Task requirements: Return the listing below word for word.

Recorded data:
** start **

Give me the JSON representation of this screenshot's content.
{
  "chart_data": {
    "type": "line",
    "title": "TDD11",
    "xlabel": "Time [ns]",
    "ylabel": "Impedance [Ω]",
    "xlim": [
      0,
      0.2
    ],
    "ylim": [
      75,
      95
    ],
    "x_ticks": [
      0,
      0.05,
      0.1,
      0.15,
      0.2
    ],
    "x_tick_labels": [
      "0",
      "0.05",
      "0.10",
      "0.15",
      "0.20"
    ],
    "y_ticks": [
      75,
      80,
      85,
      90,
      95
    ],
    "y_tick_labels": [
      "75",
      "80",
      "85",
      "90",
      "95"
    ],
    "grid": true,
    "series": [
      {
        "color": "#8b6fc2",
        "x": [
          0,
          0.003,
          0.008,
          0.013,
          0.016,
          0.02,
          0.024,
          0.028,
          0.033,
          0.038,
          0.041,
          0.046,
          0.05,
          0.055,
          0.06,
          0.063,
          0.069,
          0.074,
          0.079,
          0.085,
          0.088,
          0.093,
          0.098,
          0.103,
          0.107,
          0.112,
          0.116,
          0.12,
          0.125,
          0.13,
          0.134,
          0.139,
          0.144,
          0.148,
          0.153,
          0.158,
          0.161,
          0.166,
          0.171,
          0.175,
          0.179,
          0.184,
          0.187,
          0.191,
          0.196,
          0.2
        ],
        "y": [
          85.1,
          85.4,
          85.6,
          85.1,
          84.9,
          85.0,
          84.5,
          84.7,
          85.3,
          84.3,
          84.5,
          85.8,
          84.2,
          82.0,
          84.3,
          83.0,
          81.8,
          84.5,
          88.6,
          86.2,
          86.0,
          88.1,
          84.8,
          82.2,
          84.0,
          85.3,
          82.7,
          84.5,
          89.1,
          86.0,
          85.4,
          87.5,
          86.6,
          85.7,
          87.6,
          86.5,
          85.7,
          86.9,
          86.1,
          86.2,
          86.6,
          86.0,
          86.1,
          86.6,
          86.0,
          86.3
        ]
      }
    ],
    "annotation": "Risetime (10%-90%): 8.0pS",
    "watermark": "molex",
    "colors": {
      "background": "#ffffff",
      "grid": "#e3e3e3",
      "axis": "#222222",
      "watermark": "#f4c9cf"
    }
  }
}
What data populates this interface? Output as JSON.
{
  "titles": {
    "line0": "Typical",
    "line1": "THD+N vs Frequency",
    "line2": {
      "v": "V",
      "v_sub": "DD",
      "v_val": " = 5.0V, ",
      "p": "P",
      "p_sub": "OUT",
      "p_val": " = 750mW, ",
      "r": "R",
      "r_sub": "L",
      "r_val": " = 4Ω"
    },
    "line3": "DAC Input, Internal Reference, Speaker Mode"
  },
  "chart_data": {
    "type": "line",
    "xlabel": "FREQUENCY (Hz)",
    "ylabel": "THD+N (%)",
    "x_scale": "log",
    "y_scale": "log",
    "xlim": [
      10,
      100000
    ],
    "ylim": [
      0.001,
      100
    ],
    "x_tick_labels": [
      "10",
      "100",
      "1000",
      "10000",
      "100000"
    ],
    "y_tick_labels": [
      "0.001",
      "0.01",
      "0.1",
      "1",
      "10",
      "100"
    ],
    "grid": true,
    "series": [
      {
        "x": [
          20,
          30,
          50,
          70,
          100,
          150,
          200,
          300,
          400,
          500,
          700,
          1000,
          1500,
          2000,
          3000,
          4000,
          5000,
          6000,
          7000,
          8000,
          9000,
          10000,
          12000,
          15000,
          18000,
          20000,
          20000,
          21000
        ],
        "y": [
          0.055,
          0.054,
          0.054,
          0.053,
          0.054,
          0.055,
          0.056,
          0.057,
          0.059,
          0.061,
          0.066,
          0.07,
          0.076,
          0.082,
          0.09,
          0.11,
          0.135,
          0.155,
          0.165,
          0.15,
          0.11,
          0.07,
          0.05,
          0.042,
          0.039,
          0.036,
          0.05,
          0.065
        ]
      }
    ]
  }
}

** end **

Result of the exercise:
Give me the JSON representation of this screenshot's content.
{
  "chart_data": {
    "type": "line",
    "title": "TDD11",
    "xlabel": "Time [ns]",
    "ylabel": "Impedance [Ω]",
    "xlim": [
      0,
      0.2
    ],
    "ylim": [
      75,
      95
    ],
    "x_ticks": [
      0,
      0.05,
      0.1,
      0.15,
      0.2
    ],
    "x_tick_labels": [
      "0",
      "0.05",
      "0.10",
      "0.15",
      "0.20"
    ],
    "y_ticks": [
      75,
      80,
      85,
      90,
      95
    ],
    "y_tick_labels": [
      "75",
      "80",
      "85",
      "90",
      "95"
    ],
    "grid": true,
    "series": [
      {
        "color": "#8b6fc2",
        "x": [
          0,
          0.003,
          0.008,
          0.013,
          0.016,
          0.02,
          0.024,
          0.028,
          0.033,
          0.038,
          0.041,
          0.046,
          0.05,
          0.055,
          0.06,
          0.063,
          0.069,
          0.074,
          0.079,
          0.085,
          0.088,
          0.093,
          0.098,
          0.103,
          0.107,
          0.112,
          0.116,
          0.12,
          0.125,
          0.13,
          0.134,
          0.139,
          0.144,
          0.148,
          0.153,
          0.158,
          0.161,
          0.166,
          0.171,
          0.175,
          0.179,
          0.184,
          0.187,
          0.191,
          0.196,
          0.2
        ],
        "y": [
          85.1,
          85.4,
          85.6,
          85.1,
          84.9,
          85.0,
          84.5,
          84.7,
          85.3,
          84.3,
          84.5,
          85.8,
          84.2,
          82.0,
          84.3,
          83.0,
          81.8,
          84.5,
          88.6,
          86.2,
          86.0,
          88.1,
          84.8,
          82.2,
          84.0,
          85.3,
          82.7,
          84.5,
          89.1,
          86.0,
          85.4,
          87.5,
          86.6,
          85.7,
          87.6,
          86.5,
          85.7,
          86.9,
          86.1,
          86.2,
          86.6,
          86.0,
          86.1,
          86.6,
          86.0,
          86.3
        ]
      }
    ],
    "annotation": "Risetime (10%-90%): 8.0pS",
    "watermark": "molex",
    "colors": {
      "background": "#ffffff",
      "grid": "#e3e3e3",
      "axis": "#222222",
      "watermark": "#f4c9cf"
    }
  }
}
What data populates this interface? Output as JSON.
{
  "titles": {
    "line0": "Typical",
    "line1": "THD+N vs Frequency",
    "line2": {
      "v": "V",
      "v_sub": "DD",
      "v_val": " = 5.0V, ",
      "p": "P",
      "p_sub": "OUT",
      "p_val": " = 750mW, ",
      "r": "R",
      "r_sub": "L",
      "r_val": " = 4Ω"
    },
    "line3": "DAC Input, Internal Reference, Speaker Mode"
  },
  "chart_data": {
    "type": "line",
    "xlabel": "FREQUENCY (Hz)",
    "ylabel": "THD+N (%)",
    "x_scale": "log",
    "y_scale": "log",
    "xlim": [
      10,
      100000
    ],
    "ylim": [
      0.001,
      100
    ],
    "x_tick_labels": [
      "10",
      "100",
      "1000",
      "10000",
      "100000"
    ],
    "y_tick_labels": [
      "0.001",
      "0.01",
      "0.1",
      "1",
      "10",
      "100"
    ],
    "grid": true,
    "series": [
      {
        "x": [
          20,
          30,
          50,
          70,
          100,
          150,
          200,
          300,
          400,
          500,
          700,
          1000,
          1500,
          2000,
          3000,
          4000,
          5000,
          6000,
          7000,
          8000,
          9000,
          10000,
          12000,
          15000,
          18000,
          20000,
          20000,
          21000
        ],
        "y": [
          0.055,
          0.054,
          0.054,
          0.053,
          0.054,
          0.055,
          0.056,
          0.057,
          0.059,
          0.061,
          0.066,
          0.07,
          0.076,
          0.082,
          0.09,
          0.11,
          0.135,
          0.155,
          0.165,
          0.15,
          0.11,
          0.07,
          0.05,
          0.042,
          0.039,
          0.036,
          0.05,
          0.065
        ]
      }
    ]
  }
}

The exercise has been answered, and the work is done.